#### Given request:
List each line of the data that holds the string "genauen", please.

#### Stored data:
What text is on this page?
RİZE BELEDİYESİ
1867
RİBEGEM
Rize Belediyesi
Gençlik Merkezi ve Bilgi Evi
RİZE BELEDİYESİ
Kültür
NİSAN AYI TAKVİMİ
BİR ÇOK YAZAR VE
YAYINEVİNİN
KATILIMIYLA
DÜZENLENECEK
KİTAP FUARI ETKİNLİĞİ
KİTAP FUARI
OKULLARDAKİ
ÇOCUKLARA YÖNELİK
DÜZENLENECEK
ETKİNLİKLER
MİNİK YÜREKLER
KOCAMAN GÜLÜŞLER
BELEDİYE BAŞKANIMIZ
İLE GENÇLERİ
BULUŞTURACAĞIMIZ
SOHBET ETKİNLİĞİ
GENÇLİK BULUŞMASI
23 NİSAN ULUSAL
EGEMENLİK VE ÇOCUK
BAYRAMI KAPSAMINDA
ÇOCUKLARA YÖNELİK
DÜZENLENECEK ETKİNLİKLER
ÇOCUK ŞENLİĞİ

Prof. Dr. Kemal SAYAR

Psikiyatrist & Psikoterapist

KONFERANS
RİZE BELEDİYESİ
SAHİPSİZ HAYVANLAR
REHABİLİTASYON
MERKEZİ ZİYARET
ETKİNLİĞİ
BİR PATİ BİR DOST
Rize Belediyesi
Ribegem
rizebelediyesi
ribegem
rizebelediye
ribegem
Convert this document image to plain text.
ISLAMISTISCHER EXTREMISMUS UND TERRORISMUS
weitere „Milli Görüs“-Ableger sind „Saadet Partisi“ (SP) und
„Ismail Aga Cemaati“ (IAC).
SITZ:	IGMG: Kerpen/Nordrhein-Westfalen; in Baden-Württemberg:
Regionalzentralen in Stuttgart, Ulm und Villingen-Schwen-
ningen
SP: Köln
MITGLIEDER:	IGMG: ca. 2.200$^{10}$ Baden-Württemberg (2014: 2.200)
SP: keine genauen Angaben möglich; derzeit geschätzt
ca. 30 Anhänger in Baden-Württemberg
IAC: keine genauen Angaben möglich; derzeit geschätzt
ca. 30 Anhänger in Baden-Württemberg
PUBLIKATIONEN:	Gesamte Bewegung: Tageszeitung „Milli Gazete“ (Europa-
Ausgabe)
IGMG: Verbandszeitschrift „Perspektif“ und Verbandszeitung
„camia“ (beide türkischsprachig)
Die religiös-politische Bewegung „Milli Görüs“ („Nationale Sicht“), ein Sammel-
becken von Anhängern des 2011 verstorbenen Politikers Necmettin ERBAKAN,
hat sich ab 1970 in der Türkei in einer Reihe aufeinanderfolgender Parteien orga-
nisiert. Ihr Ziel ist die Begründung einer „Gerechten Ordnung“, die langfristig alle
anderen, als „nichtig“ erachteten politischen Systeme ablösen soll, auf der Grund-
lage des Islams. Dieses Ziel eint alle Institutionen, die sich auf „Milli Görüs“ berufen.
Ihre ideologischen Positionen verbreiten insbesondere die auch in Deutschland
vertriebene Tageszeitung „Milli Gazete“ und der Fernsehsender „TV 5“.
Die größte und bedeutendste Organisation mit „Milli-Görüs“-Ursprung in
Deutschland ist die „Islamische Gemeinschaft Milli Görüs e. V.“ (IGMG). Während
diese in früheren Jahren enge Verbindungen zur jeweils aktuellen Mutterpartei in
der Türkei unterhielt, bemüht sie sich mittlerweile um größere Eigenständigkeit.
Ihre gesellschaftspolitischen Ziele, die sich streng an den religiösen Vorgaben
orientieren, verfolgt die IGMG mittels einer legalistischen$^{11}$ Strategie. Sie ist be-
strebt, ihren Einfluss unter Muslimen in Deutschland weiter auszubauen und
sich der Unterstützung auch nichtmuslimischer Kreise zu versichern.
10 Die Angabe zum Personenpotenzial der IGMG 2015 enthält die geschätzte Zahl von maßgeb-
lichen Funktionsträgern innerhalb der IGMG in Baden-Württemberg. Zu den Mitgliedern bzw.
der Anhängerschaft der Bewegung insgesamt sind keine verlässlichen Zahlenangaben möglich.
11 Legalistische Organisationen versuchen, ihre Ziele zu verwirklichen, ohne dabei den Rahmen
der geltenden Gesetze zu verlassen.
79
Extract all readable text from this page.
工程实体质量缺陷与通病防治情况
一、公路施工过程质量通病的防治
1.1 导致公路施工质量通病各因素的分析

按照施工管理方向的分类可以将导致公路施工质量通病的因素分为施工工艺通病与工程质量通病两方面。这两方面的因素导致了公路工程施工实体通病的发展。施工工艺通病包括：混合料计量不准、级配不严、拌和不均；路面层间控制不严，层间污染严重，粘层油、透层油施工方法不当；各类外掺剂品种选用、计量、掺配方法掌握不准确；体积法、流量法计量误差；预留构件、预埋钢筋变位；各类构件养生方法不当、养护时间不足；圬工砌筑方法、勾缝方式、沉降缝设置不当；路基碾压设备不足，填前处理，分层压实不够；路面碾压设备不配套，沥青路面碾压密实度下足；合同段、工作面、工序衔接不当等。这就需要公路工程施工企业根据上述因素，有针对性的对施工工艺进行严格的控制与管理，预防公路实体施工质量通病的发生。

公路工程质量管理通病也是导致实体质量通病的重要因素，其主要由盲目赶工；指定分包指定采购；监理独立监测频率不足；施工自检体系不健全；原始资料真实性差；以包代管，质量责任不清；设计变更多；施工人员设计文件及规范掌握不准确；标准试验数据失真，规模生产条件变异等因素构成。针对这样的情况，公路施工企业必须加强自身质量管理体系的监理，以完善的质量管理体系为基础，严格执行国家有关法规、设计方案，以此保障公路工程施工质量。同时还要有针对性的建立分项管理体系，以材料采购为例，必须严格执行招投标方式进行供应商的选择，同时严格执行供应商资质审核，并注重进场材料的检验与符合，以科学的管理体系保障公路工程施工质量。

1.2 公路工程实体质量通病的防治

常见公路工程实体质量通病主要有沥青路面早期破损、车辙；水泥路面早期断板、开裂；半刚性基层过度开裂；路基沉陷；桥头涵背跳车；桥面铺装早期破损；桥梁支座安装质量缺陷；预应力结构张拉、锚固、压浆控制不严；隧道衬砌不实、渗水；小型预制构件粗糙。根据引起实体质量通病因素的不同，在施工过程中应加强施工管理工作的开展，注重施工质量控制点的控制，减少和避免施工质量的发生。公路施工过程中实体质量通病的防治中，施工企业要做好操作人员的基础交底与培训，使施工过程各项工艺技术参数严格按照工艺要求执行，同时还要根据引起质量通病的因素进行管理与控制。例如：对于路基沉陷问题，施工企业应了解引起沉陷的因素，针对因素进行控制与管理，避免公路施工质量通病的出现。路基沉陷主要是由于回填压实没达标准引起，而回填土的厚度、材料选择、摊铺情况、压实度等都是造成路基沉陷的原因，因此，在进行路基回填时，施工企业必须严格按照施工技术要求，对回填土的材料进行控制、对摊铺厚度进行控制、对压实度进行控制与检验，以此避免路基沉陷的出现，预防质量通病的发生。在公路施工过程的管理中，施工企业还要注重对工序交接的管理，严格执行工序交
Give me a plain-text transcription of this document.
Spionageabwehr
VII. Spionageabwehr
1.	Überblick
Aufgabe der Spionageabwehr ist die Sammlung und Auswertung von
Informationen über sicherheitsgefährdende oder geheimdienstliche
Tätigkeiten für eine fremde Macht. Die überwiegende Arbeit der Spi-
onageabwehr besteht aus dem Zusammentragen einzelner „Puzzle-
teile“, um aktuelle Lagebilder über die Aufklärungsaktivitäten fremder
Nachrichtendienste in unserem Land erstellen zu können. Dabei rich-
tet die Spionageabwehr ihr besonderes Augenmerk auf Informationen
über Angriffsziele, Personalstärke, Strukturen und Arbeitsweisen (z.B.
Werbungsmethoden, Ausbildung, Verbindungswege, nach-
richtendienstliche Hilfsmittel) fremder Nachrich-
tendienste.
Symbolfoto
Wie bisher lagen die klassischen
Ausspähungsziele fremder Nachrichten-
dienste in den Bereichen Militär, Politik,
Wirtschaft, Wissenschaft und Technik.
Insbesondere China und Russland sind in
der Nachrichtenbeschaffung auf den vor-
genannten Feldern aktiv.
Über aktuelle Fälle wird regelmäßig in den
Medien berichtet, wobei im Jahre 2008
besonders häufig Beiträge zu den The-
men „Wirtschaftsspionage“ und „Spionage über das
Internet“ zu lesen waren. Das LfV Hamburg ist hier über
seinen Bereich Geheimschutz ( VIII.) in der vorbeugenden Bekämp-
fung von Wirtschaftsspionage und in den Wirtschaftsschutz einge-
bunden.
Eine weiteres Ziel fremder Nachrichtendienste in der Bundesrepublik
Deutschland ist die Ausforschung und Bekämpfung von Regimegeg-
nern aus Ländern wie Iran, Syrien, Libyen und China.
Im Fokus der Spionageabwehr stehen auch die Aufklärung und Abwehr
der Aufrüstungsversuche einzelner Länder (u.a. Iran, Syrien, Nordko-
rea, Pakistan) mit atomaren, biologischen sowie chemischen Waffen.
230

#### Response to this exercise:
SP: keine genauen Angaben möglich; derzeit geschätzt
IAC: keine genauen Angaben möglich; derzeit geschätzt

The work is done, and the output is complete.